>> BEGIN Listing
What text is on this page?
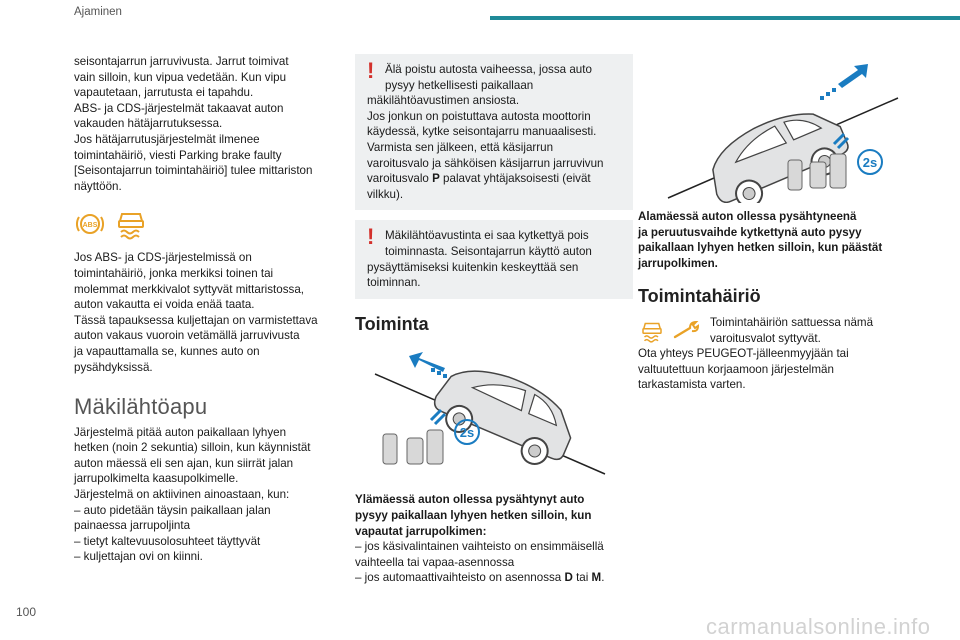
Ajaminen

seisontajarrun jarruvivusta. Jarrut toimivat

vain silloin, kun vipua vedetään. Kun vipu

vapautetaan, jarrutusta ei tapahdu.

ABS- ja CDS-järjestelmät takaavat auton

vakauden hätäjarrutuksessa.

Jos hätäjarrutusjärjestelmät ilmenee

toimintahäiriö, viesti Parking brake faulty

[Seisontajarrun toimintahäiriö] tulee mittariston

näyttöön.

ABS

Jos ABS- ja CDS-järjestelmissä on

toimintahäiriö, jonka merkiksi toinen tai

molemmat merkkivalot syttyvät mittaristossa,

auton vakautta ei voida enää taata.

Tässä tapauksessa kuljettajan on varmistettava

auton vakaus vuoroin vetämällä jarruvivusta

ja vapauttamalla se, kunnes auto on

pysähdyksissä.

Mäkilähtöapu

Järjestelmä pitää auton paikallaan lyhyen

hetken (noin 2 sekuntia) silloin, kun käynnistät

auton mäessä eli sen ajan, kun siirrät jalan

jarrupolkimelta kaasupolkimelle.

Järjestelmä on aktiivinen ainoastaan, kun:

– auto pidetään täysin paikallaan jalan

painaessa jarrupoljinta

– tietyt kaltevuusolosuhteet täyttyvät

– kuljettajan ovi on kiinni.

! Älä poistu autosta vaiheessa, jossa auto
pysyy hetkellisesti paikallaan

mäkilähtöavustimen ansiosta.

Jos jonkun on poistuttava autosta moottorin

käydessä, kytke seisontajarru manuaalisesti.

Varmista sen jälkeen, että käsijarrun

varoitusvalo ja sähköisen käsijarrun jarruvivun

varoitusvalo P palavat yhtäjaksoisesti (eivät

vilkku).

! Mäkilähtöavustinta ei saa kytkettyä pois
toiminnasta. Seisontajarrun käyttö auton

pysäyttämiseksi kuitenkin keskeyttää sen

toiminnan.

Toiminta
2s

Ylämäessä auton ollessa pysähtynyt auto

pysyy paikallaan lyhyen hetken silloin, kun

vapautat jarrupolkimen:

– jos käsivalintainen vaihteisto on ensimmäisellä

vaihteella tai vapaa-asennossa

– jos automaattivaihteisto on asennossa D tai M.

2s

Alamäessä auton ollessa pysähtyneenä

ja peruutusvaihde kytkettynä auto pysyy

paikallaan lyhyen hetken silloin, kun päästät

jarrupolkimen.

Toimintahäiriö

Toimintahäiriön sattuessa nämä

varoitusvalot syttyvät.

Ota yhteys PEUGEOT-jälleenmyyjään tai

valtuutettuun korjaamoon järjestelmän

tarkastamista varten.

100
carmanualsonline.info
>> END Listing
Pictures are to be left out; the records above must be repeated word for word.

> _Answer_:
What text is on this page?
Ajaminen

seisontajarrun jarruvivusta. Jarrut toimivat

vain silloin, kun vipua vedetään. Kun vipu

vapautetaan, jarrutusta ei tapahdu.

ABS- ja CDS-järjestelmät takaavat auton

vakauden hätäjarrutuksessa.

Jos hätäjarrutusjärjestelmät ilmenee

toimintahäiriö, viesti Parking brake faulty

[Seisontajarrun toimintahäiriö] tulee mittariston

näyttöön.

ABS

Jos ABS- ja CDS-järjestelmissä on

toimintahäiriö, jonka merkiksi toinen tai

molemmat merkkivalot syttyvät mittaristossa,

auton vakautta ei voida enää taata.

Tässä tapauksessa kuljettajan on varmistettava

auton vakaus vuoroin vetämällä jarruvivusta

ja vapauttamalla se, kunnes auto on

pysähdyksissä.

Mäkilähtöapu

Järjestelmä pitää auton paikallaan lyhyen

hetken (noin 2 sekuntia) silloin, kun käynnistät

auton mäessä eli sen ajan, kun siirrät jalan

jarrupolkimelta kaasupolkimelle.

Järjestelmä on aktiivinen ainoastaan, kun:

– auto pidetään täysin paikallaan jalan

painaessa jarrupoljinta

– tietyt kaltevuusolosuhteet täyttyvät

– kuljettajan ovi on kiinni.

! Älä poistu autosta vaiheessa, jossa auto
pysyy hetkellisesti paikallaan

mäkilähtöavustimen ansiosta.

Jos jonkun on poistuttava autosta moottorin

käydessä, kytke seisontajarru manuaalisesti.

Varmista sen jälkeen, että käsijarrun

varoitusvalo ja sähköisen käsijarrun jarruvivun

varoitusvalo P palavat yhtäjaksoisesti (eivät

vilkku).

! Mäkilähtöavustinta ei saa kytkettyä pois
toiminnasta. Seisontajarrun käyttö auton

pysäyttämiseksi kuitenkin keskeyttää sen

toiminnan.

Toiminta
2s

Ylämäessä auton ollessa pysähtynyt auto

pysyy paikallaan lyhyen hetken silloin, kun

vapautat jarrupolkimen:

– jos käsivalintainen vaihteisto on ensimmäisellä

vaihteella tai vapaa-asennossa

– jos automaattivaihteisto on asennossa D tai M.

2s

Alamäessä auton ollessa pysähtyneenä

ja peruutusvaihde kytkettynä auto pysyy

paikallaan lyhyen hetken silloin, kun päästät

jarrupolkimen.

Toimintahäiriö

Toimintahäiriön sattuessa nämä

varoitusvalot syttyvät.

Ota yhteys PEUGEOT-jälleenmyyjään tai

valtuutettuun korjaamoon järjestelmän

tarkastamista varten.

100
carmanualsonline.info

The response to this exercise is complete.